▸ **What to work on**
Return every record below exactly as written, but leave out the pictures.
··· Records for the exercise ···
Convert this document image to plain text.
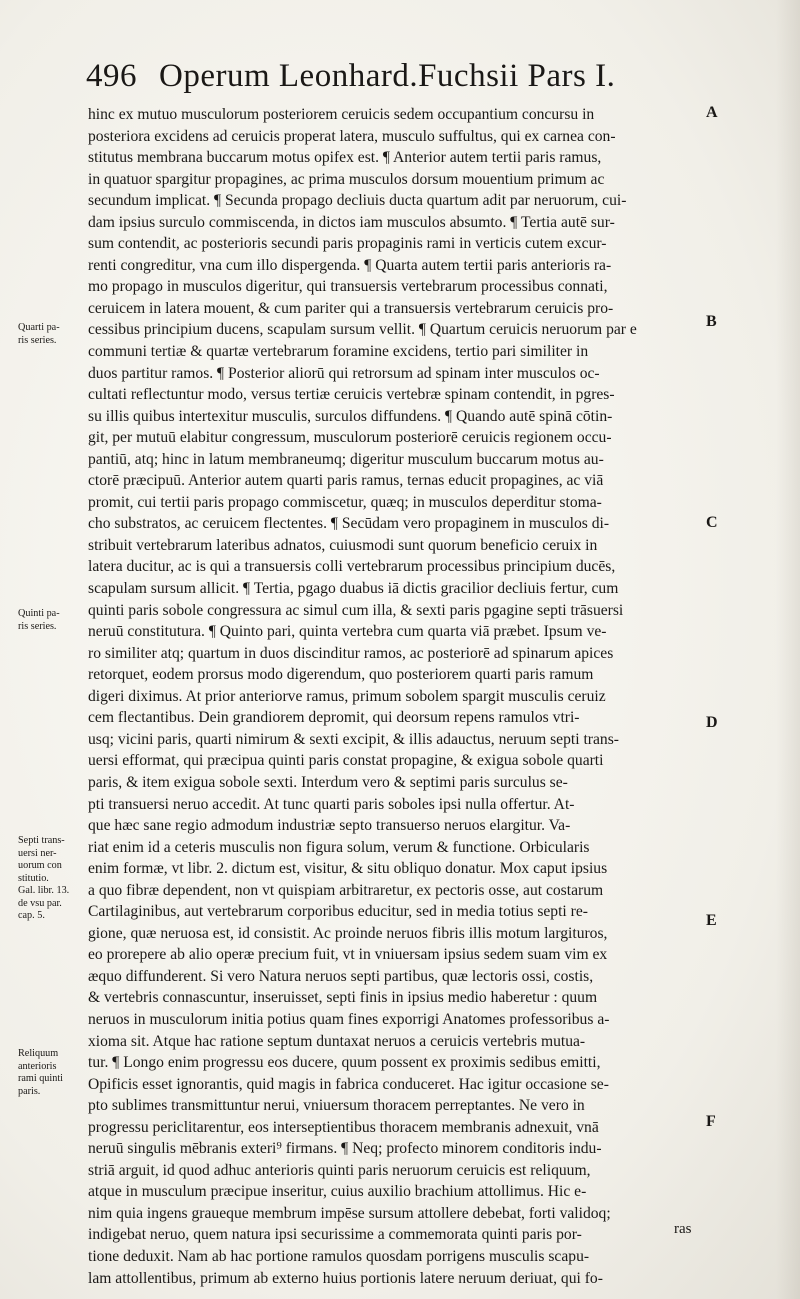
496 Operum Leonhard.Fuchsii Pars I.
hinc ex mutuo musculorum posteriorem ceruicis sedem occupantium concursu in
posteriora excidens ad ceruicis properat latera, musculo suffultus, qui ex carnea con-
stitutus membrana buccarum motus opifex est. ¶ Anterior autem tertii paris ramus,
in quatuor spargitur propagines, ac prima musculos dorsum mouentium primum ac
secundum implicat. ¶ Secunda propago decliuis ducta quartum adit par neruorum, cui-
dam ipsius surculo commiscenda, in dictos iam musculos absumto. ¶ Tertia autē sur-
sum contendit, ac posterioris secundi paris propaginis rami in verticis cutem excur-
renti congreditur, vna cum illo dispergenda. ¶ Quarta autem tertii paris anterioris ra-
mo propago in musculos digeritur, qui transuersis vertebrarum processibus connati,
ceruicem in latera mouent, & cum pariter qui a transuersis vertebrarum ceruicis pro-
cessibus principium ducens, scapulam sursum vellit. ¶ Quartum ceruicis neruorum par e
communi tertiæ & quartæ vertebrarum foramine excidens, tertio pari similiter in
duos partitur ramos. ¶ Posterior aliorū qui retrorsum ad spinam inter musculos oc-
cultati reflectuntur modo, versus tertiæ ceruicis vertebræ spinam contendit, in pgres-
su illis quibus intertexitur musculis, surculos diffundens. ¶ Quando autē spinā cōtin-
git, per mutuū elabitur congressum, musculorum posteriorē ceruicis regionem occu-
pantiū, atq; hinc in latum membraneumq; digeritur musculum buccarum motus au-
ctorē præcipuū. Anterior autem quarti paris ramus, ternas educit propagines, ac viā
promit, cui tertii paris propago commiscetur, quæq; in musculos deperditur stoma-
cho substratos, ac ceruicem flectentes. ¶ Secūdam vero propaginem in musculos di-
stribuit vertebrarum lateribus adnatos, cuiusmodi sunt quorum beneficio ceruix in
latera ducitur, ac is qui a transuersis colli vertebrarum processibus principium ducēs,
scapulam sursum allicit. ¶ Tertia, pgago duabus iā dictis gracilior decliuis fertur, cum
quinti paris sobole congressura ac simul cum illa, & sexti paris pgagine septi trāsuersi
neruū constitutura. ¶ Quinto pari, quinta vertebra cum quarta viā præbet. Ipsum ve-
ro similiter atq; quartum in duos discinditur ramos, ac posteriorē ad spinarum apices
retorquet, eodem prorsus modo digerendum, quo posteriorem quarti paris ramum
digeri diximus. At prior anteriorve ramus, primum sobolem spargit musculis ceruiz
cem flectantibus. Dein grandiorem depromit, qui deorsum repens ramulos vtri-
usq; vicini paris, quarti nimirum & sexti excipit, & illis adauctus, neruum septi trans-
uersi efformat, qui præcipua quinti paris constat propagine, & exigua sobole quarti
paris, & item exigua sobole sexti. Interdum vero & septimi paris surculus se-
pti transuersi neruo accedit. At tunc quarti paris soboles ipsi nulla offertur. At-
que hæc sane regio admodum industriæ septo transuerso neruos elargitur. Va-
riat enim id a ceteris musculis non figura solum, verum & functione. Orbicularis
enim formæ, vt libr. 2. dictum est, visitur, & situ obliquo donatur. Mox caput ipsius
a quo fibræ dependent, non vt quispiam arbitraretur, ex pectoris osse, aut costarum
Cartilaginibus, aut vertebrarum corporibus educitur, sed in media totius septi re-
gione, quæ neruosa est, id consistit. Ac proinde neruos fibris illis motum largituros,
eo prorepere ab alio operæ precium fuit, vt in vniuersam ipsius sedem suam vim ex
æquo diffunderent. Si vero Natura neruos septi partibus, quæ lectoris ossi, costis,
& vertebris connascuntur, inseruisset, septi finis in ipsius medio haberetur : quum
neruos in musculorum initia potius quam fines exporrigi Anatomes professoribus a-
xioma sit. Atque hac ratione septum duntaxat neruos a ceruicis vertebris mutua-
tur. ¶ Longo enim progressu eos ducere, quum possent ex proximis sedibus emitti,
Opificis esset ignorantis, quid magis in fabrica conduceret. Hac igitur occasione se-
pto sublimes transmittuntur nerui, vniuersum thoracem perreptantes. Ne vero in
progressu periclitarentur, eos interseptientibus thoracem membranis adnexuit, vnā
neruū singulis mēbranis exteri⁹ firmans. ¶ Neq; profecto minorem conditoris indu-
striā arguit, id quod adhuc anterioris quinti paris neruorum ceruicis est reliquum,
atque in musculum præcipue inseritur, cuius auxilio brachium attollimus. Hic e-
nim quia ingens graueque membrum impēse sursum attollere debebat, forti validoq;
indigebat neruo, quem natura ipsi securissime a commemorata quinti paris por-
tione deduxit. Nam ab hac portione ramulos quosdam porrigens musculis scapu-
lam attollentibus, primum ab externo huius portionis latere neruum deriuat, qui fo-
Quarti pa-
ris series.
Quinti pa-
ris series.
Septi trans-
uersi ner-
uorum con
stitutio.
Gal. libr. 13.
de vsu par.
cap. 5.
Reliquum
anterioris
rami quinti
paris.
A
B
C
D
E
F
ras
···
▸ **Reply**
Convert this document image to plain text.
496 Operum Leonhard.Fuchsii Pars I.
hinc ex mutuo musculorum posteriorem ceruicis sedem occupantium concursu in
posteriora excidens ad ceruicis properat latera, musculo suffultus, qui ex carnea con-
stitutus membrana buccarum motus opifex est. ¶ Anterior autem tertii paris ramus,
in quatuor spargitur propagines, ac prima musculos dorsum mouentium primum ac
secundum implicat. ¶ Secunda propago decliuis ducta quartum adit par neruorum, cui-
dam ipsius surculo commiscenda, in dictos iam musculos absumto. ¶ Tertia autē sur-
sum contendit, ac posterioris secundi paris propaginis rami in verticis cutem excur-
renti congreditur, vna cum illo dispergenda. ¶ Quarta autem tertii paris anterioris ra-
mo propago in musculos digeritur, qui transuersis vertebrarum processibus connati,
ceruicem in latera mouent, & cum pariter qui a transuersis vertebrarum ceruicis pro-
cessibus principium ducens, scapulam sursum vellit. ¶ Quartum ceruicis neruorum par e
communi tertiæ & quartæ vertebrarum foramine excidens, tertio pari similiter in
duos partitur ramos. ¶ Posterior aliorū qui retrorsum ad spinam inter musculos oc-
cultati reflectuntur modo, versus tertiæ ceruicis vertebræ spinam contendit, in pgres-
su illis quibus intertexitur musculis, surculos diffundens. ¶ Quando autē spinā cōtin-
git, per mutuū elabitur congressum, musculorum posteriorē ceruicis regionem occu-
pantiū, atq; hinc in latum membraneumq; digeritur musculum buccarum motus au-
ctorē præcipuū. Anterior autem quarti paris ramus, ternas educit propagines, ac viā
promit, cui tertii paris propago commiscetur, quæq; in musculos deperditur stoma-
cho substratos, ac ceruicem flectentes. ¶ Secūdam vero propaginem in musculos di-
stribuit vertebrarum lateribus adnatos, cuiusmodi sunt quorum beneficio ceruix in
latera ducitur, ac is qui a transuersis colli vertebrarum processibus principium ducēs,
scapulam sursum allicit. ¶ Tertia, pgago duabus iā dictis gracilior decliuis fertur, cum
quinti paris sobole congressura ac simul cum illa, & sexti paris pgagine septi trāsuersi
neruū constitutura. ¶ Quinto pari, quinta vertebra cum quarta viā præbet. Ipsum ve-
ro similiter atq; quartum in duos discinditur ramos, ac posteriorē ad spinarum apices
retorquet, eodem prorsus modo digerendum, quo posteriorem quarti paris ramum
digeri diximus. At prior anteriorve ramus, primum sobolem spargit musculis ceruiz
cem flectantibus. Dein grandiorem depromit, qui deorsum repens ramulos vtri-
usq; vicini paris, quarti nimirum & sexti excipit, & illis adauctus, neruum septi trans-
uersi efformat, qui præcipua quinti paris constat propagine, & exigua sobole quarti
paris, & item exigua sobole sexti. Interdum vero & septimi paris surculus se-
pti transuersi neruo accedit. At tunc quarti paris soboles ipsi nulla offertur. At-
que hæc sane regio admodum industriæ septo transuerso neruos elargitur. Va-
riat enim id a ceteris musculis non figura solum, verum & functione. Orbicularis
enim formæ, vt libr. 2. dictum est, visitur, & situ obliquo donatur. Mox caput ipsius
a quo fibræ dependent, non vt quispiam arbitraretur, ex pectoris osse, aut costarum
Cartilaginibus, aut vertebrarum corporibus educitur, sed in media totius septi re-
gione, quæ neruosa est, id consistit. Ac proinde neruos fibris illis motum largituros,
eo prorepere ab alio operæ precium fuit, vt in vniuersam ipsius sedem suam vim ex
æquo diffunderent. Si vero Natura neruos septi partibus, quæ lectoris ossi, costis,
& vertebris connascuntur, inseruisset, septi finis in ipsius medio haberetur : quum
neruos in musculorum initia potius quam fines exporrigi Anatomes professoribus a-
xioma sit. Atque hac ratione septum duntaxat neruos a ceruicis vertebris mutua-
tur. ¶ Longo enim progressu eos ducere, quum possent ex proximis sedibus emitti,
Opificis esset ignorantis, quid magis in fabrica conduceret. Hac igitur occasione se-
pto sublimes transmittuntur nerui, vniuersum thoracem perreptantes. Ne vero in
progressu periclitarentur, eos interseptientibus thoracem membranis adnexuit, vnā
neruū singulis mēbranis exteri⁹ firmans. ¶ Neq; profecto minorem conditoris indu-
striā arguit, id quod adhuc anterioris quinti paris neruorum ceruicis est reliquum,
atque in musculum præcipue inseritur, cuius auxilio brachium attollimus. Hic e-
nim quia ingens graueque membrum impēse sursum attollere debebat, forti validoq;
indigebat neruo, quem natura ipsi securissime a commemorata quinti paris por-
tione deduxit. Nam ab hac portione ramulos quosdam porrigens musculis scapu-
lam attollentibus, primum ab externo huius portionis latere neruum deriuat, qui fo-
Quarti pa-
ris series.
Quinti pa-
ris series.
Septi trans-
uersi ner-
uorum con
stitutio.
Gal. libr. 13.
de vsu par.
cap. 5.
Reliquum
anterioris
rami quinti
paris.
A
B
C
D
E
F
ras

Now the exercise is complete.